Request ▸
Without the pictures, return all of the material exactly as written.

Records provided ▸
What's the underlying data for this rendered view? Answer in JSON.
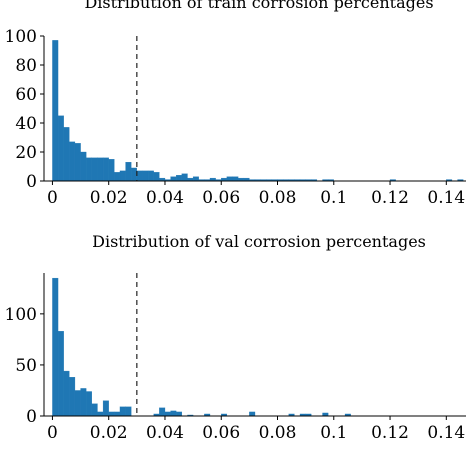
{
  "chart_data": [
    {
      "type": "bar",
      "title": "Distribution of train corrosion percentages",
      "xlabel": "",
      "ylabel": "",
      "xlim": [
        -0.003,
        0.147
      ],
      "ylim": [
        0,
        100
      ],
      "xticks": [
        0,
        0.02,
        0.04,
        0.06,
        0.08,
        0.1,
        0.12,
        0.14
      ],
      "xtick_labels": [
        "0",
        "0.02",
        "0.04",
        "0.06",
        "0.08",
        "0.1",
        "0.12",
        "0.14"
      ],
      "yticks": [
        0,
        20,
        40,
        60,
        80,
        100
      ],
      "ytick_labels": [
        "0",
        "20",
        "40",
        "60",
        "80",
        "100"
      ],
      "threshold_line_x": 0.03,
      "bin_width": 0.002,
      "bin_starts": [
        0.0,
        0.002,
        0.004,
        0.006,
        0.008,
        0.01,
        0.012,
        0.014,
        0.016,
        0.018,
        0.02,
        0.022,
        0.024,
        0.026,
        0.028,
        0.03,
        0.032,
        0.034,
        0.036,
        0.038,
        0.04,
        0.042,
        0.044,
        0.046,
        0.048,
        0.05,
        0.052,
        0.054,
        0.056,
        0.058,
        0.06,
        0.062,
        0.064,
        0.066,
        0.068,
        0.07,
        0.072,
        0.074,
        0.076,
        0.078,
        0.08,
        0.082,
        0.084,
        0.086,
        0.088,
        0.09,
        0.092,
        0.094,
        0.096,
        0.098,
        0.1,
        0.102,
        0.104,
        0.106,
        0.108,
        0.11,
        0.112,
        0.114,
        0.116,
        0.118,
        0.12,
        0.122,
        0.124,
        0.126,
        0.128,
        0.13,
        0.132,
        0.134,
        0.136,
        0.138,
        0.14,
        0.142,
        0.144
      ],
      "values": [
        97,
        45,
        37,
        27,
        26,
        20,
        16,
        16,
        16,
        16,
        15,
        6,
        7,
        13,
        9,
        7,
        7,
        7,
        6,
        2,
        1,
        3,
        4,
        5,
        2,
        3,
        1,
        1,
        2,
        1,
        2,
        3,
        3,
        2,
        2,
        1,
        1,
        1,
        1,
        1,
        1,
        1,
        1,
        1,
        1,
        1,
        1,
        0,
        1,
        1,
        0,
        0,
        0,
        0,
        0,
        0,
        0,
        0,
        0,
        0,
        1,
        0,
        0,
        0,
        0,
        0,
        0,
        0,
        0,
        0,
        1,
        0,
        1
      ]
    },
    {
      "type": "bar",
      "title": "Distribution of val corrosion percentages",
      "xlabel": "",
      "ylabel": "",
      "xlim": [
        -0.003,
        0.147
      ],
      "ylim": [
        0,
        140
      ],
      "xticks": [
        0,
        0.02,
        0.04,
        0.06,
        0.08,
        0.1,
        0.12,
        0.14
      ],
      "xtick_labels": [
        "0",
        "0.02",
        "0.04",
        "0.06",
        "0.08",
        "0.1",
        "0.12",
        "0.14"
      ],
      "yticks": [
        0,
        50,
        100
      ],
      "ytick_labels": [
        "0",
        "50",
        "100"
      ],
      "threshold_line_x": 0.03,
      "bin_width": 0.002,
      "bin_starts": [
        0.0,
        0.002,
        0.004,
        0.006,
        0.008,
        0.01,
        0.012,
        0.014,
        0.016,
        0.018,
        0.02,
        0.022,
        0.024,
        0.026,
        0.028,
        0.03,
        0.032,
        0.034,
        0.036,
        0.038,
        0.04,
        0.042,
        0.044,
        0.046,
        0.048,
        0.05,
        0.052,
        0.054,
        0.056,
        0.058,
        0.06,
        0.062,
        0.064,
        0.066,
        0.068,
        0.07,
        0.072,
        0.074,
        0.076,
        0.078,
        0.08,
        0.082,
        0.084,
        0.086,
        0.088,
        0.09,
        0.092,
        0.094,
        0.096,
        0.098,
        0.1,
        0.102,
        0.104,
        0.106,
        0.108,
        0.11,
        0.112,
        0.114,
        0.116,
        0.118,
        0.12,
        0.122,
        0.124,
        0.126,
        0.128,
        0.13,
        0.132,
        0.134,
        0.136,
        0.138,
        0.14,
        0.142,
        0.144
      ],
      "values": [
        135,
        83,
        44,
        38,
        25,
        27,
        24,
        12,
        4,
        15,
        4,
        4,
        9,
        9,
        0,
        0,
        0,
        0,
        2,
        8,
        4,
        5,
        4,
        0,
        1,
        0,
        0,
        2,
        0,
        0,
        2,
        0,
        0,
        0,
        0,
        4,
        0,
        0,
        0,
        0,
        0,
        0,
        2,
        0,
        2,
        2,
        0,
        0,
        3,
        0,
        0,
        0,
        2,
        0,
        0,
        0,
        0,
        0,
        0,
        0,
        0,
        0,
        0,
        0,
        0,
        0,
        0,
        0,
        0,
        0,
        0,
        0,
        0
      ]
    }
  ]
}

Answer for the task ▸
What's the underlying data for this rendered view? Answer in JSON.
{
  "chart_data": [
    {
      "type": "bar",
      "title": "Distribution of train corrosion percentages",
      "xlabel": "",
      "ylabel": "",
      "xlim": [
        -0.003,
        0.147
      ],
      "ylim": [
        0,
        100
      ],
      "xticks": [
        0,
        0.02,
        0.04,
        0.06,
        0.08,
        0.1,
        0.12,
        0.14
      ],
      "xtick_labels": [
        "0",
        "0.02",
        "0.04",
        "0.06",
        "0.08",
        "0.1",
        "0.12",
        "0.14"
      ],
      "yticks": [
        0,
        20,
        40,
        60,
        80,
        100
      ],
      "ytick_labels": [
        "0",
        "20",
        "40",
        "60",
        "80",
        "100"
      ],
      "threshold_line_x": 0.03,
      "bin_width": 0.002,
      "bin_starts": [
        0.0,
        0.002,
        0.004,
        0.006,
        0.008,
        0.01,
        0.012,
        0.014,
        0.016,
        0.018,
        0.02,
        0.022,
        0.024,
        0.026,
        0.028,
        0.03,
        0.032,
        0.034,
        0.036,
        0.038,
        0.04,
        0.042,
        0.044,
        0.046,
        0.048,
        0.05,
        0.052,
        0.054,
        0.056,
        0.058,
        0.06,
        0.062,
        0.064,
        0.066,
        0.068,
        0.07,
        0.072,
        0.074,
        0.076,
        0.078,
        0.08,
        0.082,
        0.084,
        0.086,
        0.088,
        0.09,
        0.092,
        0.094,
        0.096,
        0.098,
        0.1,
        0.102,
        0.104,
        0.106,
        0.108,
        0.11,
        0.112,
        0.114,
        0.116,
        0.118,
        0.12,
        0.122,
        0.124,
        0.126,
        0.128,
        0.13,
        0.132,
        0.134,
        0.136,
        0.138,
        0.14,
        0.142,
        0.144
      ],
      "values": [
        97,
        45,
        37,
        27,
        26,
        20,
        16,
        16,
        16,
        16,
        15,
        6,
        7,
        13,
        9,
        7,
        7,
        7,
        6,
        2,
        1,
        3,
        4,
        5,
        2,
        3,
        1,
        1,
        2,
        1,
        2,
        3,
        3,
        2,
        2,
        1,
        1,
        1,
        1,
        1,
        1,
        1,
        1,
        1,
        1,
        1,
        1,
        0,
        1,
        1,
        0,
        0,
        0,
        0,
        0,
        0,
        0,
        0,
        0,
        0,
        1,
        0,
        0,
        0,
        0,
        0,
        0,
        0,
        0,
        0,
        1,
        0,
        1
      ]
    },
    {
      "type": "bar",
      "title": "Distribution of val corrosion percentages",
      "xlabel": "",
      "ylabel": "",
      "xlim": [
        -0.003,
        0.147
      ],
      "ylim": [
        0,
        140
      ],
      "xticks": [
        0,
        0.02,
        0.04,
        0.06,
        0.08,
        0.1,
        0.12,
        0.14
      ],
      "xtick_labels": [
        "0",
        "0.02",
        "0.04",
        "0.06",
        "0.08",
        "0.1",
        "0.12",
        "0.14"
      ],
      "yticks": [
        0,
        50,
        100
      ],
      "ytick_labels": [
        "0",
        "50",
        "100"
      ],
      "threshold_line_x": 0.03,
      "bin_width": 0.002,
      "bin_starts": [
        0.0,
        0.002,
        0.004,
        0.006,
        0.008,
        0.01,
        0.012,
        0.014,
        0.016,
        0.018,
        0.02,
        0.022,
        0.024,
        0.026,
        0.028,
        0.03,
        0.032,
        0.034,
        0.036,
        0.038,
        0.04,
        0.042,
        0.044,
        0.046,
        0.048,
        0.05,
        0.052,
        0.054,
        0.056,
        0.058,
        0.06,
        0.062,
        0.064,
        0.066,
        0.068,
        0.07,
        0.072,
        0.074,
        0.076,
        0.078,
        0.08,
        0.082,
        0.084,
        0.086,
        0.088,
        0.09,
        0.092,
        0.094,
        0.096,
        0.098,
        0.1,
        0.102,
        0.104,
        0.106,
        0.108,
        0.11,
        0.112,
        0.114,
        0.116,
        0.118,
        0.12,
        0.122,
        0.124,
        0.126,
        0.128,
        0.13,
        0.132,
        0.134,
        0.136,
        0.138,
        0.14,
        0.142,
        0.144
      ],
      "values": [
        135,
        83,
        44,
        38,
        25,
        27,
        24,
        12,
        4,
        15,
        4,
        4,
        9,
        9,
        0,
        0,
        0,
        0,
        2,
        8,
        4,
        5,
        4,
        0,
        1,
        0,
        0,
        2,
        0,
        0,
        2,
        0,
        0,
        0,
        0,
        4,
        0,
        0,
        0,
        0,
        0,
        0,
        2,
        0,
        2,
        2,
        0,
        0,
        3,
        0,
        0,
        0,
        2,
        0,
        0,
        0,
        0,
        0,
        0,
        0,
        0,
        0,
        0,
        0,
        0,
        0,
        0,
        0,
        0,
        0,
        0,
        0,
        0
      ]
    }
  ]
}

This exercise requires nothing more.